Exercise goal:
Reproduce every line in the listing that contains the word "amit".

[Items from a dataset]
(begin)

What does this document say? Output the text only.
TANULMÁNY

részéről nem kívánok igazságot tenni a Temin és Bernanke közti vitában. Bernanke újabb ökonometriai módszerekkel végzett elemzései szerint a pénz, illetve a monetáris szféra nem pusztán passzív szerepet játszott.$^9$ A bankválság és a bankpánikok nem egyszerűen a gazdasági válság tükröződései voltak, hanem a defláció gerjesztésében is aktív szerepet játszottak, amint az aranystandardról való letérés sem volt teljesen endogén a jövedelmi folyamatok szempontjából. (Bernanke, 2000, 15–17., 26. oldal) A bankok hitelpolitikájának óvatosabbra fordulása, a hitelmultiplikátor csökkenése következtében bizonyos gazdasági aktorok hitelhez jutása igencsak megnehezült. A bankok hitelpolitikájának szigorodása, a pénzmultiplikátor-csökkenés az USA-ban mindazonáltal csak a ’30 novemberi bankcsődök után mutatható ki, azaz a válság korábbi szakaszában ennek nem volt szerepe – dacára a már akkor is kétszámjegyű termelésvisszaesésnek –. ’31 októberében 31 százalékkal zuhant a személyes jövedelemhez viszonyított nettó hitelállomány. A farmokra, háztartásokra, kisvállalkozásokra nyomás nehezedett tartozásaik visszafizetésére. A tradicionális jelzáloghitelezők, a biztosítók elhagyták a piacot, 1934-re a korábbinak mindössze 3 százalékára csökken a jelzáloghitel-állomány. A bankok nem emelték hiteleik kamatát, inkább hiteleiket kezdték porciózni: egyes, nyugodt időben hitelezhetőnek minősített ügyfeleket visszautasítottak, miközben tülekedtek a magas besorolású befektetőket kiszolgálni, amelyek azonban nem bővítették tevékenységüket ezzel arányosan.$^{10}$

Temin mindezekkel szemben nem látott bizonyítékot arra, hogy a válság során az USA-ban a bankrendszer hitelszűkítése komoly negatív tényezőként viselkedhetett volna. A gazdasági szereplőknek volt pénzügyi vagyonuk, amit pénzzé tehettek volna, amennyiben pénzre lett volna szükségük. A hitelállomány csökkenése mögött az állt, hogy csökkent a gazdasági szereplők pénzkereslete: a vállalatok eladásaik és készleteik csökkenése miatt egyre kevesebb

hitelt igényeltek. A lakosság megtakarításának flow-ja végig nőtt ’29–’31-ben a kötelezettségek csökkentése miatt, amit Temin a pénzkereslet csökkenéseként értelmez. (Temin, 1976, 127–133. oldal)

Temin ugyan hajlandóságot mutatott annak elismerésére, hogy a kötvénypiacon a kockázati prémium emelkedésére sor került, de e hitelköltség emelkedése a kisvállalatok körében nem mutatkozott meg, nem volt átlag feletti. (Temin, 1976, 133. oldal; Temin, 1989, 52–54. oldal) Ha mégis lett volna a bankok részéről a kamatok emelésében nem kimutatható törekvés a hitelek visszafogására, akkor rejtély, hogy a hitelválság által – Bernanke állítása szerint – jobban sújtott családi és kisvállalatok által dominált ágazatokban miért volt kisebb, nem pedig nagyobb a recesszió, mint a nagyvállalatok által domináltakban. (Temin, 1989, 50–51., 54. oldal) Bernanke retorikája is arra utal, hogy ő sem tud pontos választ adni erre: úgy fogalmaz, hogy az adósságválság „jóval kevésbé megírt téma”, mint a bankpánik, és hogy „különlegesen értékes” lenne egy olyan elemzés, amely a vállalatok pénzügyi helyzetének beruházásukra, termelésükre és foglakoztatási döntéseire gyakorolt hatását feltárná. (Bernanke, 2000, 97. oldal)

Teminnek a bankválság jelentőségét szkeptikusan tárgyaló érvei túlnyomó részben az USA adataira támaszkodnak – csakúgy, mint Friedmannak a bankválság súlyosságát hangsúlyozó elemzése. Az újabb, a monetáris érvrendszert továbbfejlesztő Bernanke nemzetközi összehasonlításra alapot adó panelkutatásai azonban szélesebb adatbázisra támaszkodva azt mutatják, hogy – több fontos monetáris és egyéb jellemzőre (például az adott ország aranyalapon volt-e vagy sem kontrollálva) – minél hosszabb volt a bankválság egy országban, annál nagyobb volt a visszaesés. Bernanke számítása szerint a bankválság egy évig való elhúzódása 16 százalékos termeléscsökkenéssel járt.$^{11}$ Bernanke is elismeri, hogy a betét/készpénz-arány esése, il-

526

(end)

Written answer:
Temin mindezekkel szemben nem látott bizonyítékot arra, hogy a válság során az USA-ban a bankrendszer hitelszűkítése komoly negatív tényezőként viselkedhetett volna. A gazdasági szereplőknek volt pénzügyi vagyonuk, amit pénzzé tehettek volna, amennyiben pénzre lett volna szükségük. A hitelállomány csökkenése mögött az állt, hogy csökkent a gazdasági szereplők pénzkereslete: a vállalatok eladásaik és készleteik csökkenése miatt egyre kevesebb
hitelt igényeltek. A lakosság megtakarításának flow-ja végig nőtt ’29–’31-ben a kötelezettségek csökkentése miatt, amit Temin a pénzkereslet csökkenéseként értelmez. (Temin, 1976, 127–133. oldal)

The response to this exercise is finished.